*STATED PROBLEM*.
Return exactly the lines from the one containing "What's the underlying" through the last line of the records below, both included, and leave out any pictures.

— Start —

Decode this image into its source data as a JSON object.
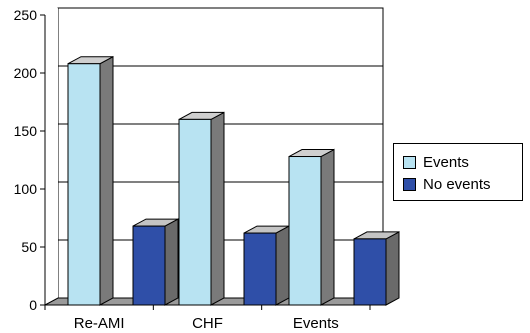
{
  "chart_data": {
    "type": "bar",
    "categories": [
      "Re-AMI",
      "CHF",
      "Events"
    ],
    "series": [
      {
        "name": "Events",
        "values": [
          208,
          160,
          128
        ]
      },
      {
        "name": "No events",
        "values": [
          68,
          62,
          57
        ]
      }
    ],
    "title": "",
    "xlabel": "",
    "ylabel": "",
    "ylim": [
      0,
      250
    ],
    "yticks": [
      "0",
      "50",
      "100",
      "150",
      "200",
      "250"
    ],
    "grid": true,
    "legend_position": "right",
    "three_d": true,
    "colors": {
      "series": [
        "#b8e3f2",
        "#2f4fa8"
      ],
      "bar_side": [
        "#7a7a7a",
        "#6a6a6a"
      ],
      "bar_top": [
        "#cfcfcf",
        "#c4c4c4"
      ],
      "floor": "#9a9a9a",
      "wall": "#ffffff",
      "axis": "#000000"
    }
  }
}
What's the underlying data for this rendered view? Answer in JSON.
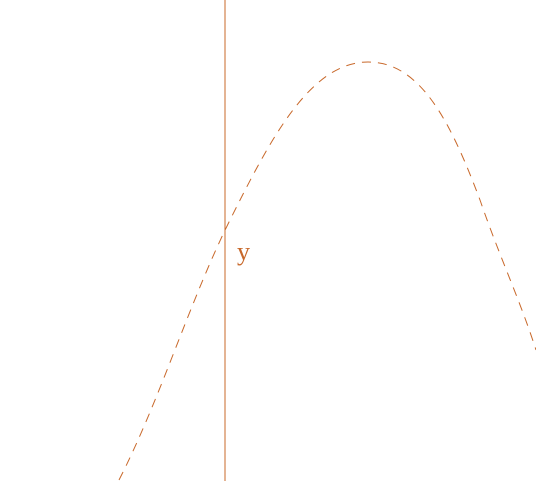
{
  "labels": {
    "curve": "y"
  }
}
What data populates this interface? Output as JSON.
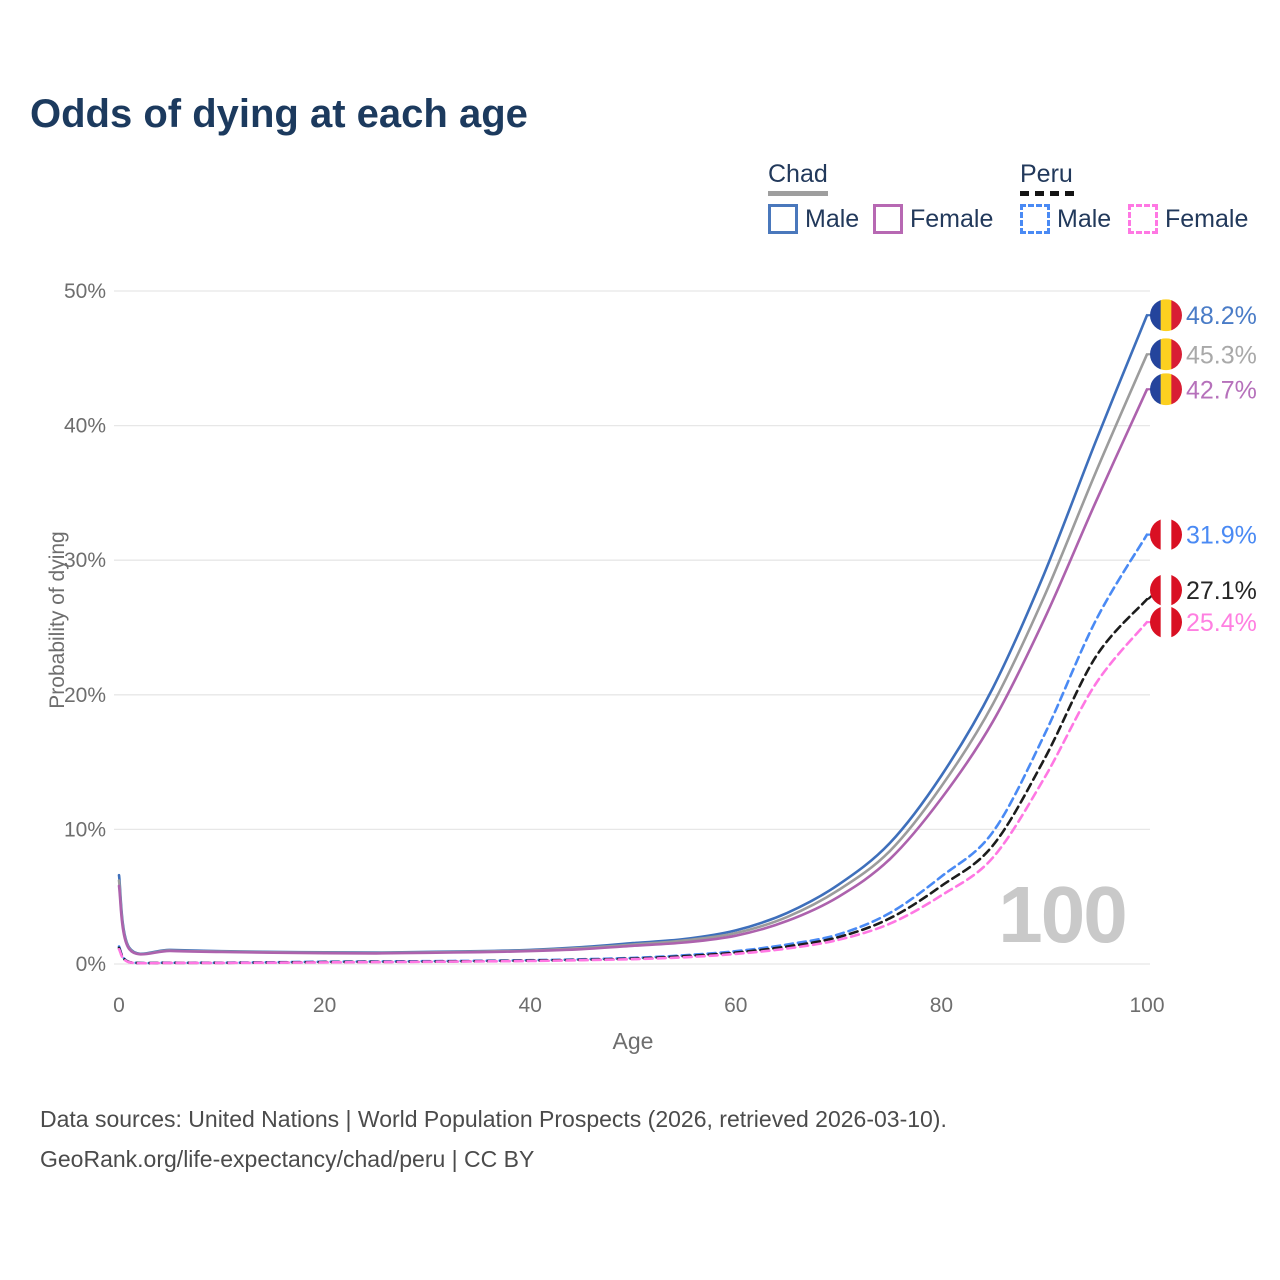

— End —

*THE RESULT*.
What's the underlying data for this rendered view? Answer in JSON.
{
  "labels": {
    "curve": "y"
  }
}
What data populates this interface? Output as JSON.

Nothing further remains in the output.